What to do:
a. Summarize the weight-shifting mobiles review in two sentences.
b. Reproduce word for word the part of the weight-shifting mobiles review that opens with the words containing "This is the" and closes with "haptically augmented wayfinding.".

Source passage:
*****

Paper Reading #5: Weight-shifting mobiles: two-dimensional gravitational displays in mobile phones

Comments
Cindy Skack
Joshua Penick



Reference Information
Title: Weight-shifting mobiles: two-dimensional gravitational
        displays in mobile phones

Authors: Fabian Hemmert, Deutsche Telekom Laboratories, Berlin,  Germany
              Josefine Zeipelt, Deutsche Telekom Laboratories, Berlin,  Germany
              Susann Hamann, Deutsche Telekom Laboratories, Berlin,  Germany
              Gesche Joost, Deutsche Telekom Laboratories, Berlin,  Germany
              Matthias Lowe, Deutsche Telekom Laboratories, Berlin,  Germany
Presentation Venue: CHI 2010: 28th ACM Conference on Human Factors in Computing Systems;
Date: April 10-15, 2010;
Location: Atlanta, GA, USA

Summary

This is the second paper that I have read from  the authors cited above. .The organization of the paper is similar to the earlier one titled: "Shape-changing mobiles: tapering in two-dimensional deformational displays in mobile phones". While the first paper studied shape-changing mobiles, this one studies weight-shifting mobiles. It is another novel type of haptic feedback, that changes the gravitational properties of the phone by shifting an internal weight along two axes. To evaluate its utility, the authors conducted performance studies with the help of users, as well as qualitative studies. Three domains of application are suggested for this system: Augmenting digital content with physical mass, ambient displays, and haptically augmented wayfinding.

*****

[Extracted records]
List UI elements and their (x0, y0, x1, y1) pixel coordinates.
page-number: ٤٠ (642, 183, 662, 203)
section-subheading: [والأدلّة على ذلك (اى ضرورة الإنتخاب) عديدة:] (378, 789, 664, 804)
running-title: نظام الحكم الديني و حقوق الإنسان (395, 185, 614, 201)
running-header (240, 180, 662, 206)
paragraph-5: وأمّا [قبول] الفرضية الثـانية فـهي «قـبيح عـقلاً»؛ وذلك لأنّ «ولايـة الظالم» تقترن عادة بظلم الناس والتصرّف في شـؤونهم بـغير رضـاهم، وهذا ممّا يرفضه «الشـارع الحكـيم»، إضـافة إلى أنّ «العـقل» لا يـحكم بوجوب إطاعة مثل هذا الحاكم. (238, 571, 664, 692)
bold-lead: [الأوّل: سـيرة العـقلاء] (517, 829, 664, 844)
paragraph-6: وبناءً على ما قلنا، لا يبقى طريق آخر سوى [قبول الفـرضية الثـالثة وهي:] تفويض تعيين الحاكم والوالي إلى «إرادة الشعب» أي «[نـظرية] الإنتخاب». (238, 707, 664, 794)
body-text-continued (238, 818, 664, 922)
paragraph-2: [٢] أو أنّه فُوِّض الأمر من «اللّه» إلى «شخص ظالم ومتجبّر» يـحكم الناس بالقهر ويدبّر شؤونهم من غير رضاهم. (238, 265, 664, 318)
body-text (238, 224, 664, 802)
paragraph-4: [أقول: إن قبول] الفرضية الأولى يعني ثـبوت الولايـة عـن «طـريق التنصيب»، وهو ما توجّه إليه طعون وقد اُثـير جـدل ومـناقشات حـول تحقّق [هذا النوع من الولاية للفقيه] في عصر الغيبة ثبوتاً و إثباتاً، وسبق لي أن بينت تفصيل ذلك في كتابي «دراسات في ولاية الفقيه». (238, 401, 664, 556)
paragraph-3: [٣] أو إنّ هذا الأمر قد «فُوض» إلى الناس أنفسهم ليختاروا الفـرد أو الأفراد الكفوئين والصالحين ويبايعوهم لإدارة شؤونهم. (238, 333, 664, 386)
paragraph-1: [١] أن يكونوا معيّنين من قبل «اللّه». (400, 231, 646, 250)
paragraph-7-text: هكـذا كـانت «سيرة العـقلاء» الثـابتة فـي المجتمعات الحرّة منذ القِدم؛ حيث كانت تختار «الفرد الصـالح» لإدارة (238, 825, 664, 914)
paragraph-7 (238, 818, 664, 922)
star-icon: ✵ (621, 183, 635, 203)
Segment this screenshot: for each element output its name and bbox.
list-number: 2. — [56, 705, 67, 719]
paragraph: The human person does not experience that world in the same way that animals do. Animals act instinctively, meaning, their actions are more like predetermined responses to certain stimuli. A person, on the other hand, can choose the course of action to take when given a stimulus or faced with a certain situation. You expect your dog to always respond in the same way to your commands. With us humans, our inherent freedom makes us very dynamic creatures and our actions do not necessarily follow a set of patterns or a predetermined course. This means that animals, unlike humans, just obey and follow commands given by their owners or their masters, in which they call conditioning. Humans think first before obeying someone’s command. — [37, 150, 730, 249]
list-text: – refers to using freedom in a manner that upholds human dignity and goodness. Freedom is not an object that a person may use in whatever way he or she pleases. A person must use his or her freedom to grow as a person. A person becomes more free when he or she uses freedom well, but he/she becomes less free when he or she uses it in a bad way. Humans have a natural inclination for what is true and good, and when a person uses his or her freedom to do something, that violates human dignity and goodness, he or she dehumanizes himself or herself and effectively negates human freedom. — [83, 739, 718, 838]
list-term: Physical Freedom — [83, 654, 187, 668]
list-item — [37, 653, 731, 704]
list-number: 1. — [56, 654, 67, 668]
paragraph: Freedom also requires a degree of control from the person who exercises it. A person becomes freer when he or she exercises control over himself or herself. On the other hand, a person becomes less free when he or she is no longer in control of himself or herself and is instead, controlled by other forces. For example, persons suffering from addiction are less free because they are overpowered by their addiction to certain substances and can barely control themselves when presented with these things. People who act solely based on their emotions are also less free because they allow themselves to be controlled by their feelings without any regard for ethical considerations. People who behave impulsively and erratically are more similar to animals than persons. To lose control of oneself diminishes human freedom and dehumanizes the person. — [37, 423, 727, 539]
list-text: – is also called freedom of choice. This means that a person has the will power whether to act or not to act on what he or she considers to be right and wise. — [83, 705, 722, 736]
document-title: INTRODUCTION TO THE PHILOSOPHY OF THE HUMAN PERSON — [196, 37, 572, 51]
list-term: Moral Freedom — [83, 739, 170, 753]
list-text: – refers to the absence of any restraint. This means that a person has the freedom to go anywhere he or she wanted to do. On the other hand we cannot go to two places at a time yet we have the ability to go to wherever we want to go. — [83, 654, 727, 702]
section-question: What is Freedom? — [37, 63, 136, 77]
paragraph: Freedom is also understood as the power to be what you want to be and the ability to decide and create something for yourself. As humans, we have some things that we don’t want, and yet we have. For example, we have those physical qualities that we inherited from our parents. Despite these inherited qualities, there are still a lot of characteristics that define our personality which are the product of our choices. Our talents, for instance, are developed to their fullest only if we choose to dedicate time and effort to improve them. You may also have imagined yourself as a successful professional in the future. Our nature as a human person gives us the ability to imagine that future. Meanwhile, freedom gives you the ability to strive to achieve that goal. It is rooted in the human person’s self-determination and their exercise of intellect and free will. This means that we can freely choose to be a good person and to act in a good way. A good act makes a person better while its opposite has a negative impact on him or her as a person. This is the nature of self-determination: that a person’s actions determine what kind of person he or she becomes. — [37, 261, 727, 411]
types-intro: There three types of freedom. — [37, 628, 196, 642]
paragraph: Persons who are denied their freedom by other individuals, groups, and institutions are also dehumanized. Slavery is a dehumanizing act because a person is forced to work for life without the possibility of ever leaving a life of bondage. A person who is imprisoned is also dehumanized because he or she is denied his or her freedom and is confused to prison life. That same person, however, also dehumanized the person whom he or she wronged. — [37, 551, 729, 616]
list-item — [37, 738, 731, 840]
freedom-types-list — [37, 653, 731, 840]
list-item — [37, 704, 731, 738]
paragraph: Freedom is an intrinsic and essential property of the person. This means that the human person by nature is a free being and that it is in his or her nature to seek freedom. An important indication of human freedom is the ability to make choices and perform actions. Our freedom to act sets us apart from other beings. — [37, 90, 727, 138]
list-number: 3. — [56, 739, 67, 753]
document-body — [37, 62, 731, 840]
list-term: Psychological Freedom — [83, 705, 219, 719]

*****

Answers in order:
a. The review covers a CHI 2010 paper by researchers at Deutsche Telekom Laboratories on weight-shifting mobiles, a type of haptic feedback that changes a phone's gravitational properties by shifting an internal weight along two axes. The authors evaluated it with user performance studies and qualitative studies, and they suggest three domains of application: augmenting digital content with physical mass, ambient displays, and haptically augmented wayfinding.

b.
This is the second paper that I have read from  the authors cited above. .The organization of the paper is similar to the earlier one titled: "Shape-changing mobiles: tapering in two-dimensional deformational displays in mobile phones". While the first paper studied shape-changing mobiles, this one studies weight-shifting mobiles. It is another novel type of haptic feedback, that changes the gravitational properties of the phone by shifting an internal weight along two axes. To evaluate its utility, the authors conducted performance studies with the help of users, as well as qualitative studies. Three domains of application are suggested for this system: Augmenting digital content with physical mass, ambient displays, and haptically augmented wayfinding.